- **SET PROBLEM**
Below is some material; set it all down exactly, apart from the pictures.

- **EXERCISE DATA**
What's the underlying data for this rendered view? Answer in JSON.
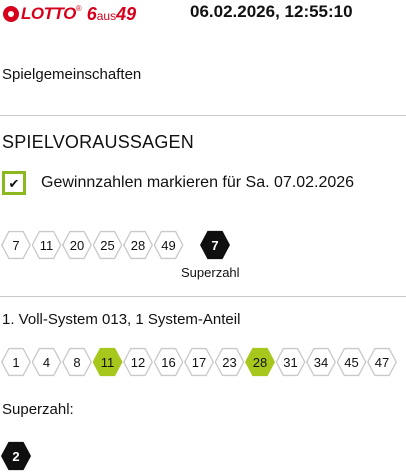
{
  "header": {
    "logo": {
      "lotto": "LOTTO",
      "registered": "®",
      "six": "6",
      "aus": "aus",
      "fortynine": "49"
    },
    "datetime": "06.02.2026, 12:55:10"
  },
  "community_link": "Spielgemeinschaften",
  "section_title": "SPIELVORAUSSAGEN",
  "highlight_option": {
    "checked": true,
    "label": "Gewinnzahlen markieren für Sa. 07.02.2026"
  },
  "winning_numbers": [
    "7",
    "11",
    "20",
    "25",
    "28",
    "49"
  ],
  "winning_superzahl": "7",
  "superzahl_caption": "Superzahl",
  "system_ticket": {
    "title": "1. Voll-System 013, 1 System-Anteil",
    "numbers": [
      {
        "value": "1",
        "match": false
      },
      {
        "value": "4",
        "match": false
      },
      {
        "value": "8",
        "match": false
      },
      {
        "value": "11",
        "match": true
      },
      {
        "value": "12",
        "match": false
      },
      {
        "value": "16",
        "match": false
      },
      {
        "value": "17",
        "match": false
      },
      {
        "value": "23",
        "match": false
      },
      {
        "value": "28",
        "match": true
      },
      {
        "value": "31",
        "match": false
      },
      {
        "value": "34",
        "match": false
      },
      {
        "value": "45",
        "match": false
      },
      {
        "value": "47",
        "match": false
      }
    ],
    "superzahl_label": "Superzahl:",
    "superzahl": "2"
  },
  "colors": {
    "brand_red": "#d6001c",
    "match_green": "#a6c81d",
    "dark": "#0f0f0f",
    "divider": "#c8c8c8"
  }
}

- **TASK RESPONSE**
What's the underlying data for this rendered view? Answer in JSON.
{
  "header": {
    "logo": {
      "lotto": "LOTTO",
      "registered": "®",
      "six": "6",
      "aus": "aus",
      "fortynine": "49"
    },
    "datetime": "06.02.2026, 12:55:10"
  },
  "community_link": "Spielgemeinschaften",
  "section_title": "SPIELVORAUSSAGEN",
  "highlight_option": {
    "checked": true,
    "label": "Gewinnzahlen markieren für Sa. 07.02.2026"
  },
  "winning_numbers": [
    "7",
    "11",
    "20",
    "25",
    "28",
    "49"
  ],
  "winning_superzahl": "7",
  "superzahl_caption": "Superzahl",
  "system_ticket": {
    "title": "1. Voll-System 013, 1 System-Anteil",
    "numbers": [
      {
        "value": "1",
        "match": false
      },
      {
        "value": "4",
        "match": false
      },
      {
        "value": "8",
        "match": false
      },
      {
        "value": "11",
        "match": true
      },
      {
        "value": "12",
        "match": false
      },
      {
        "value": "16",
        "match": false
      },
      {
        "value": "17",
        "match": false
      },
      {
        "value": "23",
        "match": false
      },
      {
        "value": "28",
        "match": true
      },
      {
        "value": "31",
        "match": false
      },
      {
        "value": "34",
        "match": false
      },
      {
        "value": "45",
        "match": false
      },
      {
        "value": "47",
        "match": false
      }
    ],
    "superzahl_label": "Superzahl:",
    "superzahl": "2"
  },
  "colors": {
    "brand_red": "#d6001c",
    "match_green": "#a6c81d",
    "dark": "#0f0f0f",
    "divider": "#c8c8c8"
  }
}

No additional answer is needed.